═════ EXCERPTED DATA ═════

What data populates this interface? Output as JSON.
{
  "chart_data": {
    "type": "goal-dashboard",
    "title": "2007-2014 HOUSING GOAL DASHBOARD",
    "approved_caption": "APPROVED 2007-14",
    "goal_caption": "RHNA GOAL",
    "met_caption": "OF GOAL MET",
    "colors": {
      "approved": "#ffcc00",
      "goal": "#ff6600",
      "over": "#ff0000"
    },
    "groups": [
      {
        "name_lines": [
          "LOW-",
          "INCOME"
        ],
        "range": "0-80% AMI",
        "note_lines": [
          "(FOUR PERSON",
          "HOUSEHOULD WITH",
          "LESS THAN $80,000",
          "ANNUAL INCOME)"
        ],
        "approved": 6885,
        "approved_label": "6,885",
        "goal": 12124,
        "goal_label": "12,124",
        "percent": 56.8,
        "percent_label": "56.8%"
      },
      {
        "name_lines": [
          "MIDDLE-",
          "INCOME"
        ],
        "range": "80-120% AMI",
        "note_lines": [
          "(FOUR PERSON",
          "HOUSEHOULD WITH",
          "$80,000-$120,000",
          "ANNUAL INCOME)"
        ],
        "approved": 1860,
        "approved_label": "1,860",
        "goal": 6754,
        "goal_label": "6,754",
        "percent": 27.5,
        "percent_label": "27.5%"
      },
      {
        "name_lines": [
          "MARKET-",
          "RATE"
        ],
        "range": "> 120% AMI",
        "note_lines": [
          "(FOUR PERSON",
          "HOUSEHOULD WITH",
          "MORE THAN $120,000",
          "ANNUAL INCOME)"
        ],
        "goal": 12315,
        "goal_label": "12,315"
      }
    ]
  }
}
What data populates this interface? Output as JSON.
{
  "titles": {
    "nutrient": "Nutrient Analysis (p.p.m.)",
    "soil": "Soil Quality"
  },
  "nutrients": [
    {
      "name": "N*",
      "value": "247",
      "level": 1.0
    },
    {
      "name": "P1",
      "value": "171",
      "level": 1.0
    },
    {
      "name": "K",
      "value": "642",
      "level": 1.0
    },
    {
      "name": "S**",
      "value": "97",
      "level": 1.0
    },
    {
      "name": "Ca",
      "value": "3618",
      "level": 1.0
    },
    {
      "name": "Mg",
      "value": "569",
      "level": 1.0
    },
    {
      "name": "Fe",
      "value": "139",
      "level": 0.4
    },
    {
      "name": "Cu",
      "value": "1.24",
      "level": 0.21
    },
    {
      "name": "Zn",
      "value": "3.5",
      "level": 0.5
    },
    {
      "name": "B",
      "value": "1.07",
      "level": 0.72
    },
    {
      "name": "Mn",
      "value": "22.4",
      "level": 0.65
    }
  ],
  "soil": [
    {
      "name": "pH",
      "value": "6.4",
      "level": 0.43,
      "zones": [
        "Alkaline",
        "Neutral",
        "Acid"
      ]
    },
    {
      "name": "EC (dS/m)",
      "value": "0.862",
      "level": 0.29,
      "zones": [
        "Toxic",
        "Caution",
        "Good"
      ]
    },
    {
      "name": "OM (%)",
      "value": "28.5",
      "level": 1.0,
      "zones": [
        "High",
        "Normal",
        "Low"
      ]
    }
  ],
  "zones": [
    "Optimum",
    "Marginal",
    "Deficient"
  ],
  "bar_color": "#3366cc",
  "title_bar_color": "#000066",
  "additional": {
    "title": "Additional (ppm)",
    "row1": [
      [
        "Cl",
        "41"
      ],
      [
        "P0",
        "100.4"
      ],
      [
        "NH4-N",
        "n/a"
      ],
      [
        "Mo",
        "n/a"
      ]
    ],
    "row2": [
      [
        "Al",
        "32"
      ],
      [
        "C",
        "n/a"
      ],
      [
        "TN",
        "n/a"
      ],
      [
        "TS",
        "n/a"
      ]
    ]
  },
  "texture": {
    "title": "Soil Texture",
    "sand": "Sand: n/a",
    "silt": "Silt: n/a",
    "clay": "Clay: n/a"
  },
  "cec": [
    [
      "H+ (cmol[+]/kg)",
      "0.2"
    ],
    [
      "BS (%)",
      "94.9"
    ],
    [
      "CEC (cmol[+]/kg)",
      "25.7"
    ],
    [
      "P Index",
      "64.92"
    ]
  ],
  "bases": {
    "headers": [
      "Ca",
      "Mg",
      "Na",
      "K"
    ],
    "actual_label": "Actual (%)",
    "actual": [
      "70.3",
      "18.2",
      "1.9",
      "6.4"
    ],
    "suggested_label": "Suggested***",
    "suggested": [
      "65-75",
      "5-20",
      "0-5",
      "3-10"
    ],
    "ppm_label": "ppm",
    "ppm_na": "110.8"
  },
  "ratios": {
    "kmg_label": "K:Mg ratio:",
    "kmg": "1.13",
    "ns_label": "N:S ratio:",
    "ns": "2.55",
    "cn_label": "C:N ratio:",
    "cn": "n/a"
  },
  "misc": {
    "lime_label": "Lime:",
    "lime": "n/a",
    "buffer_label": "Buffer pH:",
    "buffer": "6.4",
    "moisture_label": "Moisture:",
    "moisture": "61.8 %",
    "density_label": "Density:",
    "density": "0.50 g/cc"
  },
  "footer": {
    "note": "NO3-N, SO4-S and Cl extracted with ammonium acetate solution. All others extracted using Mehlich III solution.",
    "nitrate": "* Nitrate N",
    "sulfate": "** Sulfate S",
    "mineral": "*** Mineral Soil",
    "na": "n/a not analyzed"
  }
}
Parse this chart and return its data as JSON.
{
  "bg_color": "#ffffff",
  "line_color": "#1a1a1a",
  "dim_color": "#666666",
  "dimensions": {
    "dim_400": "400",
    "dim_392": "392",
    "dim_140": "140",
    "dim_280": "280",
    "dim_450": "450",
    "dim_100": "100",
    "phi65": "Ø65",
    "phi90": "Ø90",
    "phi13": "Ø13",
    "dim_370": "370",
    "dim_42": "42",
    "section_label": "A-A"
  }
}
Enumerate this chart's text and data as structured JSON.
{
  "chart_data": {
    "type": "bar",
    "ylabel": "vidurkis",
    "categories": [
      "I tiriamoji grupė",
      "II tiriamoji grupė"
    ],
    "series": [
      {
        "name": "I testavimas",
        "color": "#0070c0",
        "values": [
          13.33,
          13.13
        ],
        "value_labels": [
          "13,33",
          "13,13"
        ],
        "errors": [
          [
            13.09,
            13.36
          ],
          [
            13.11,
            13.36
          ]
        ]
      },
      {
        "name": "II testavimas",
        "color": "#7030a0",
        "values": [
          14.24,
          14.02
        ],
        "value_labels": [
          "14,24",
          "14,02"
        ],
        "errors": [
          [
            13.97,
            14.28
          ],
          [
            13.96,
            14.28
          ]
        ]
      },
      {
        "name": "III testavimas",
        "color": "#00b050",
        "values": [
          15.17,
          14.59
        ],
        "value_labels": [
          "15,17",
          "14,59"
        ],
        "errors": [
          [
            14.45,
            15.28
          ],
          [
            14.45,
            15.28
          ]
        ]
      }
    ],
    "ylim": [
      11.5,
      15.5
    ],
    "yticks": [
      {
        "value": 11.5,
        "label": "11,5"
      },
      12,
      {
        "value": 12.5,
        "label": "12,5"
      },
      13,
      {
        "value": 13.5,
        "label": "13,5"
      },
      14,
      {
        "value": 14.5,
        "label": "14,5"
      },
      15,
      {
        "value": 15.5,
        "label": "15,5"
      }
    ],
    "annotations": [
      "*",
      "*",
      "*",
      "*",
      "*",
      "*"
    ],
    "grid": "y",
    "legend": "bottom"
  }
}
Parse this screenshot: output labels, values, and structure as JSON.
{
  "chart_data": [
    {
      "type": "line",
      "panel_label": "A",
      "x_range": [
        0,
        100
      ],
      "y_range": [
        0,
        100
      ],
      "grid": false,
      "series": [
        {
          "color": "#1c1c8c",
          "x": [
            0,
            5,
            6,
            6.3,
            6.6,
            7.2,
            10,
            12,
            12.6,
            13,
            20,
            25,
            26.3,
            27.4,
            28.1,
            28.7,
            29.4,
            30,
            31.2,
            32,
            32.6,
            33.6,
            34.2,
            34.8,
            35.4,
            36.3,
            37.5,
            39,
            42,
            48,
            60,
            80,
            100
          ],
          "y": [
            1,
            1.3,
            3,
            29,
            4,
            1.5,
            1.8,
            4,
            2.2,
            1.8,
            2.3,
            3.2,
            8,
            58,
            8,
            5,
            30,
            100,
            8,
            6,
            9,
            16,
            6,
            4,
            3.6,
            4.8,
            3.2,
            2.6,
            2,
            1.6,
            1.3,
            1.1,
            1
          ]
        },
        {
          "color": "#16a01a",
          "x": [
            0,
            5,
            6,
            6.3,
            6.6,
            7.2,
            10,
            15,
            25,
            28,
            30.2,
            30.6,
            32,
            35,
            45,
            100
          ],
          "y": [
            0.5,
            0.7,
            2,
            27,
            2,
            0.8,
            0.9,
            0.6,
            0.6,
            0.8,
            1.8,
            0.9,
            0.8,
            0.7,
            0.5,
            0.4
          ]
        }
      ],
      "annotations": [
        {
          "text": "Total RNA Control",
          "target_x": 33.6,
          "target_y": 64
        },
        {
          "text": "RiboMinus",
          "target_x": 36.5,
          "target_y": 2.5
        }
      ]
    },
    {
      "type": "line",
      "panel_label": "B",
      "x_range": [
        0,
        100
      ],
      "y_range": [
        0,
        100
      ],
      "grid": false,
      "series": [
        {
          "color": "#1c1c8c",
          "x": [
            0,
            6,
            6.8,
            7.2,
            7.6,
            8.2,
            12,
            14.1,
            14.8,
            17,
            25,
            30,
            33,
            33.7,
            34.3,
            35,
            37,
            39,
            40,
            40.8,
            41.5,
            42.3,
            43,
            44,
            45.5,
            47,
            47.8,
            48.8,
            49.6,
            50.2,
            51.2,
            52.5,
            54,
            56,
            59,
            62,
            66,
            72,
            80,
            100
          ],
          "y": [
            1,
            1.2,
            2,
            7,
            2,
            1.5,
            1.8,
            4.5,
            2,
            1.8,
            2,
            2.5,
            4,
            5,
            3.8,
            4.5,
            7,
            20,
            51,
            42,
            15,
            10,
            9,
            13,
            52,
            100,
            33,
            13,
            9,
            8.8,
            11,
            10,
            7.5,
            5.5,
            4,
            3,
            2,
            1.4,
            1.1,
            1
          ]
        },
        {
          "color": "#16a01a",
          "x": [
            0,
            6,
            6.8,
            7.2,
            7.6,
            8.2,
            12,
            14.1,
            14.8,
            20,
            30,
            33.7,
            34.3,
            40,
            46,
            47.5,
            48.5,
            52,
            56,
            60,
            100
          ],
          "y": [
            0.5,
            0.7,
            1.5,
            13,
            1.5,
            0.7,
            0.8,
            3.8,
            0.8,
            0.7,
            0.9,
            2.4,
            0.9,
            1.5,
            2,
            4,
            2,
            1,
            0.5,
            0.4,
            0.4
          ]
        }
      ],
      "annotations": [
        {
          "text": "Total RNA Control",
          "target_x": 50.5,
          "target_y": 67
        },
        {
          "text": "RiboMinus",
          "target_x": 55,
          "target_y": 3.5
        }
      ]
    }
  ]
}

═════

**PROBLEM DESCRIPTION**
Pick out each line above that includes "this" and show it.

**FULL OUTPUT**
What data populates this interface? Output as JSON.
What data populates this interface? Output as JSON.
Parse this chart and return its data as JSON.
Enumerate this chart's text and data as structured JSON.
Parse this screenshot: output labels, values, and structure as JSON.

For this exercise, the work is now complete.